── MATERIAL TO PROCESS

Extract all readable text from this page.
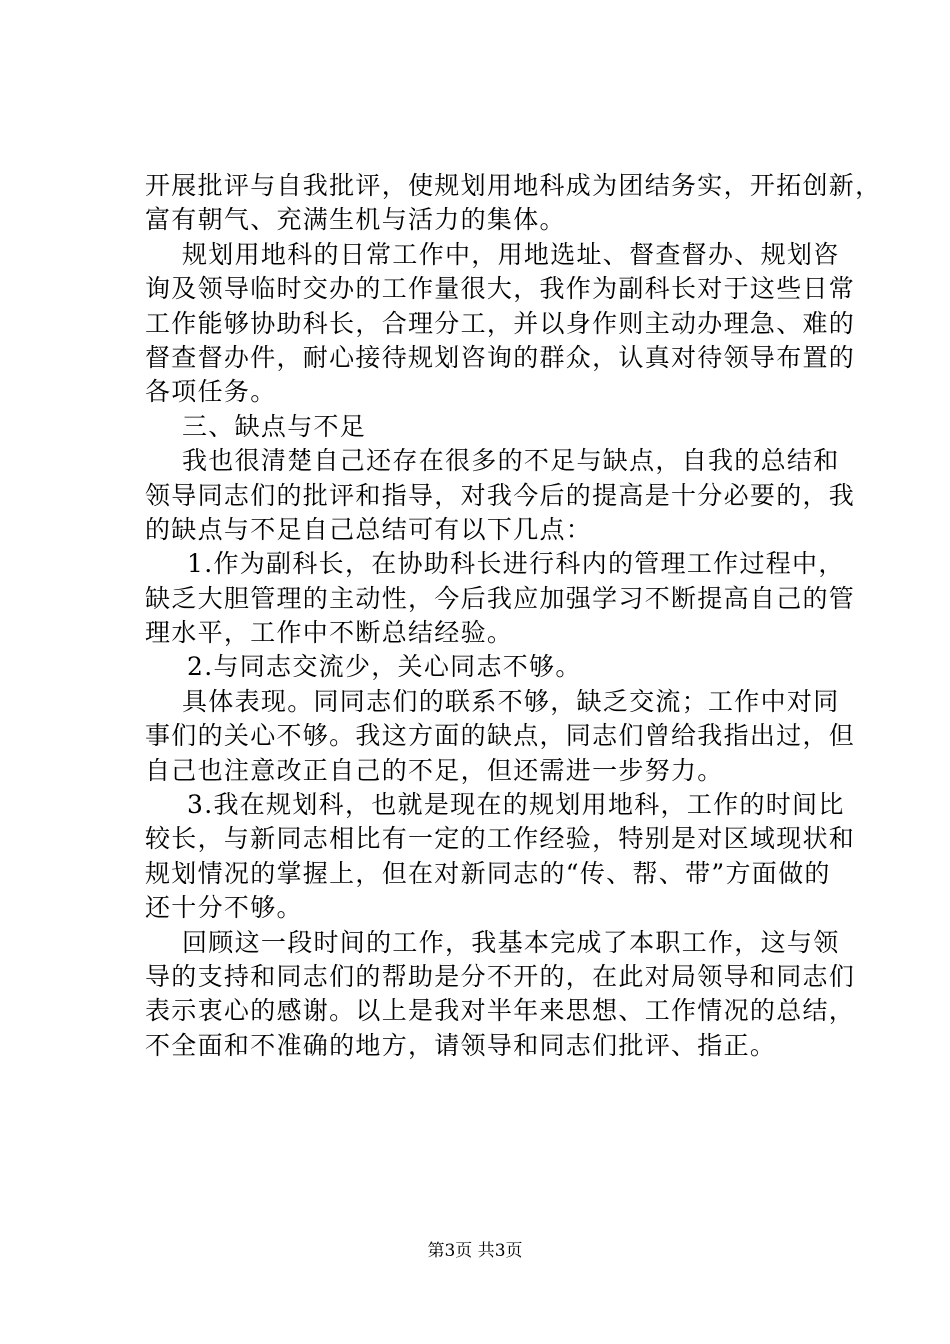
开展批评与自我批评，使规划用地科成为团结务实，开拓创新，
富有朝气、充满生机与活力的集体。
规划用地科的日常工作中，用地选址、督查督办、规划咨
询及领导临时交办的工作量很大，我作为副科长对于这些日常
工作能够协助科长，合理分工，并以身作则主动办理急、难的
督查督办件，耐心接待规划咨询的群众，认真对待领导布置的
各项任务。
三、缺点与不足
我也很清楚自己还存在很多的不足与缺点，自我的总结和
领导同志们的批评和指导，对我今后的提高是十分必要的，我
的缺点与不足自己总结可有以下几点：
1.作为副科长，在协助科长进行科内的管理工作过程中，
缺乏大胆管理的主动性，今后我应加强学习不断提高自己的管
理水平，工作中不断总结经验。
2.与同志交流少，关心同志不够。
具体表现。同同志们的联系不够，缺乏交流；工作中对同
事们的关心不够。我这方面的缺点，同志们曾给我指出过，但
自己也注意改正自己的不足，但还需进一步努力。
3.我在规划科，也就是现在的规划用地科，工作的时间比
较长，与新同志相比有一定的工作经验，特别是对区域现状和
规划情况的掌握上，但在对新同志的“传、帮、带”方面做的
还十分不够。
回顾这一段时间的工作，我基本完成了本职工作，这与领
导的支持和同志们的帮助是分不开的，在此对局领导和同志们
表示衷心的感谢。以上是我对半年来思想、工作情况的总结，
不全面和不准确的地方，请领导和同志们批评、指正。
第3页 共3页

────

Verbatim reproduction of every record is required; images are left out.

● **PROBLEM SOLUTION**:
Extract all readable text from this page.
开展批评与自我批评，使规划用地科成为团结务实，开拓创新，
富有朝气、充满生机与活力的集体。
规划用地科的日常工作中，用地选址、督查督办、规划咨
询及领导临时交办的工作量很大，我作为副科长对于这些日常
工作能够协助科长，合理分工，并以身作则主动办理急、难的
督查督办件，耐心接待规划咨询的群众，认真对待领导布置的
各项任务。
三、缺点与不足
我也很清楚自己还存在很多的不足与缺点，自我的总结和
领导同志们的批评和指导，对我今后的提高是十分必要的，我
的缺点与不足自己总结可有以下几点：
1.作为副科长，在协助科长进行科内的管理工作过程中，
缺乏大胆管理的主动性，今后我应加强学习不断提高自己的管
理水平，工作中不断总结经验。
2.与同志交流少，关心同志不够。
具体表现。同同志们的联系不够，缺乏交流；工作中对同
事们的关心不够。我这方面的缺点，同志们曾给我指出过，但
自己也注意改正自己的不足，但还需进一步努力。
3.我在规划科，也就是现在的规划用地科，工作的时间比
较长，与新同志相比有一定的工作经验，特别是对区域现状和
规划情况的掌握上，但在对新同志的“传、帮、带”方面做的
还十分不够。
回顾这一段时间的工作，我基本完成了本职工作，这与领
导的支持和同志们的帮助是分不开的，在此对局领导和同志们
表示衷心的感谢。以上是我对半年来思想、工作情况的总结，
不全面和不准确的地方，请领导和同志们批评、指正。
第3页 共3页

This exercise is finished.